[Figure contents as structured data]

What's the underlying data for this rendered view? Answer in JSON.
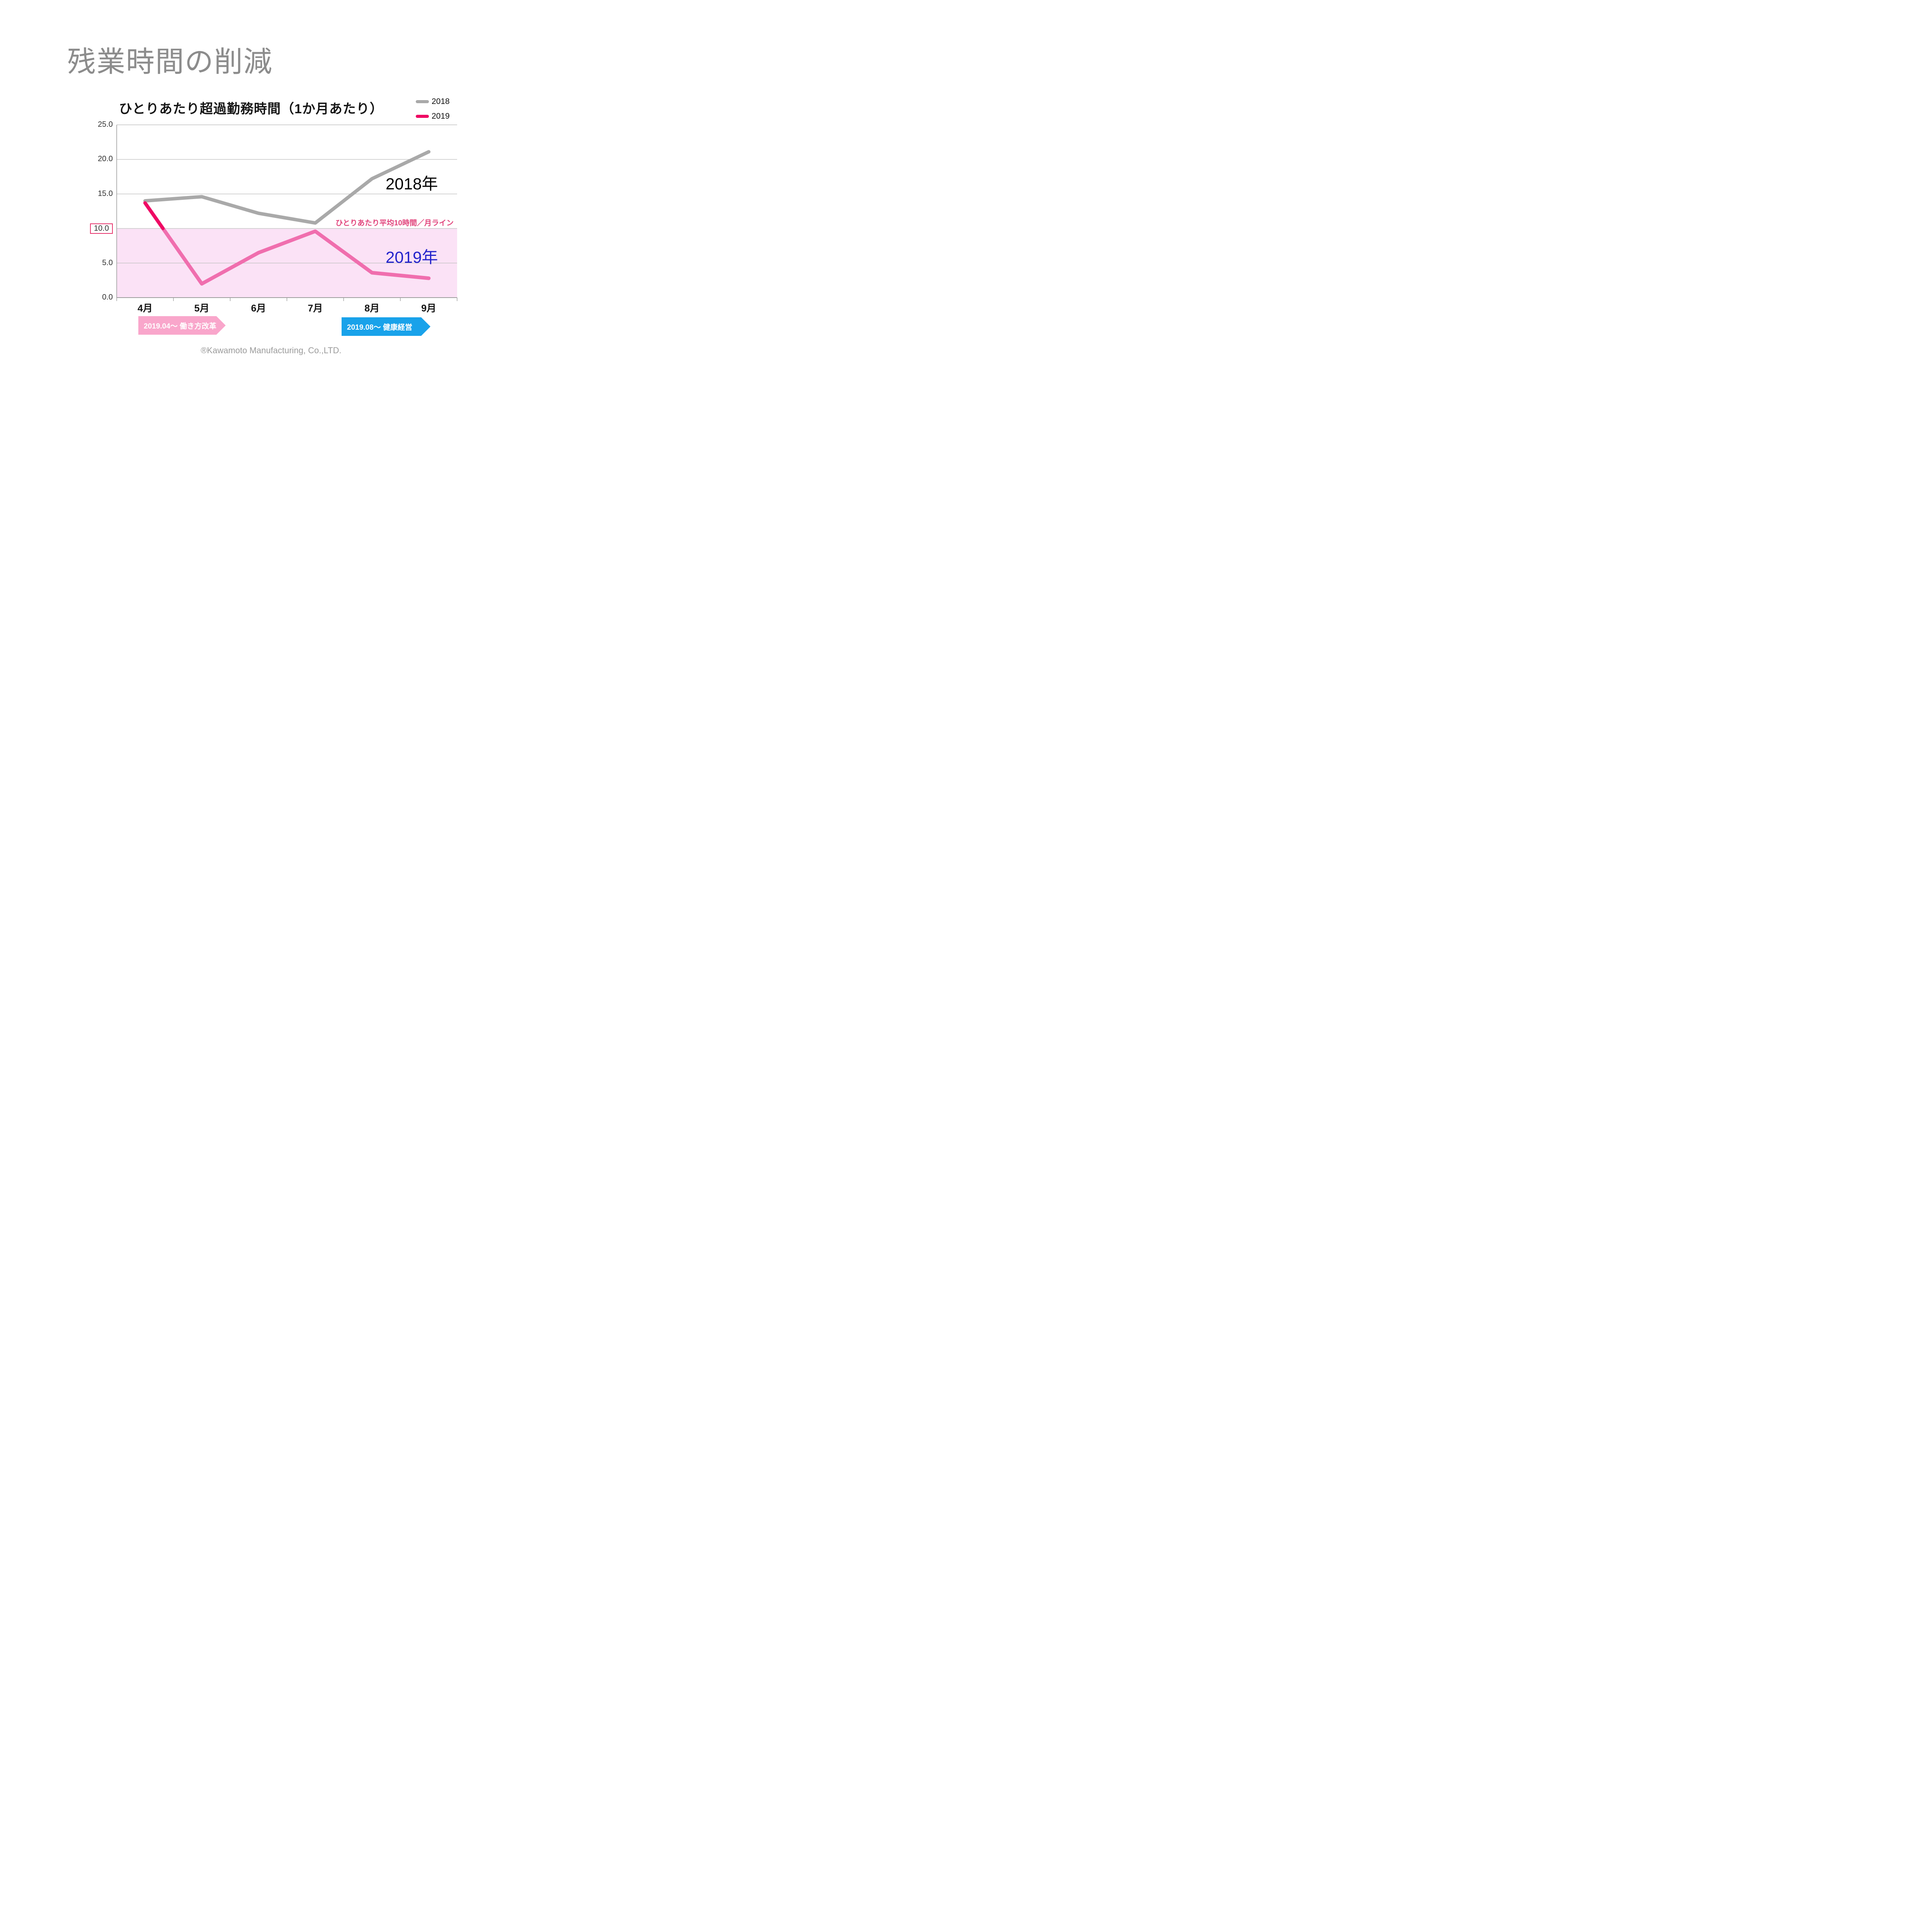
{
  "slide": {
    "title": "残業時間の削減",
    "footer": "®Kawamoto Manufacturing, Co.,LTD."
  },
  "chart": {
    "title": "ひとりあたり超過勤務時間（1か月あたり）",
    "year_labels": [
      {
        "text": "2018年",
        "color": "#000000"
      },
      {
        "text": "2019年",
        "color": "#2323CC"
      }
    ]
  },
  "chart_data": {
    "type": "line",
    "title": "ひとりあたり超過勤務時間（1か月あたり）",
    "categories": [
      "4月",
      "5月",
      "6月",
      "7月",
      "8月",
      "9月"
    ],
    "series": [
      {
        "name": "2018",
        "color": "#A9A9A9",
        "values": [
          14.0,
          14.6,
          12.2,
          10.8,
          17.2,
          21.1
        ]
      },
      {
        "name": "2019",
        "color": "#F06EAE",
        "highlight_color": "#EF0A63",
        "values": [
          13.7,
          2.0,
          6.5,
          9.6,
          3.6,
          2.8
        ]
      }
    ],
    "ylim": [
      0,
      25
    ],
    "yticks": [
      "25.0",
      "20.0",
      "15.0",
      "10.0",
      "5.0",
      "0.0"
    ],
    "ytick_values": [
      25,
      20,
      15,
      10,
      5,
      0
    ],
    "highlighted_ytick": "10.0",
    "band": {
      "from": 0,
      "to": 10,
      "color": "#FBE2F6",
      "label": "ひとりあたり平均10時間／月ライン",
      "label_color": "#E1437B"
    },
    "grid": "horizontal",
    "legend_position": "top-right",
    "axis_color": "#9E9E9E",
    "gridline_color": "#C2C2C2"
  },
  "banners": [
    {
      "text": "2019.04～  働き方改革",
      "color": "#F9A6CB"
    },
    {
      "text": "2019.08～  健康経営",
      "color": "#19A2EA"
    }
  ]
}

__TASK PROMPT__. Reproduce all of the material exactly, apart from the pictures.

__SOLVED EXERCISE__.
What's the underlying data for this rendered view? Answer in JSON.
{
  "slide": {
    "title": "残業時間の削減",
    "footer": "®Kawamoto Manufacturing, Co.,LTD."
  },
  "chart": {
    "title": "ひとりあたり超過勤務時間（1か月あたり）",
    "year_labels": [
      {
        "text": "2018年",
        "color": "#000000"
      },
      {
        "text": "2019年",
        "color": "#2323CC"
      }
    ]
  },
  "chart_data": {
    "type": "line",
    "title": "ひとりあたり超過勤務時間（1か月あたり）",
    "categories": [
      "4月",
      "5月",
      "6月",
      "7月",
      "8月",
      "9月"
    ],
    "series": [
      {
        "name": "2018",
        "color": "#A9A9A9",
        "values": [
          14.0,
          14.6,
          12.2,
          10.8,
          17.2,
          21.1
        ]
      },
      {
        "name": "2019",
        "color": "#F06EAE",
        "highlight_color": "#EF0A63",
        "values": [
          13.7,
          2.0,
          6.5,
          9.6,
          3.6,
          2.8
        ]
      }
    ],
    "ylim": [
      0,
      25
    ],
    "yticks": [
      "25.0",
      "20.0",
      "15.0",
      "10.0",
      "5.0",
      "0.0"
    ],
    "ytick_values": [
      25,
      20,
      15,
      10,
      5,
      0
    ],
    "highlighted_ytick": "10.0",
    "band": {
      "from": 0,
      "to": 10,
      "color": "#FBE2F6",
      "label": "ひとりあたり平均10時間／月ライン",
      "label_color": "#E1437B"
    },
    "grid": "horizontal",
    "legend_position": "top-right",
    "axis_color": "#9E9E9E",
    "gridline_color": "#C2C2C2"
  },
  "banners": [
    {
      "text": "2019.04～  働き方改革",
      "color": "#F9A6CB"
    },
    {
      "text": "2019.08～  健康経営",
      "color": "#19A2EA"
    }
  ]
}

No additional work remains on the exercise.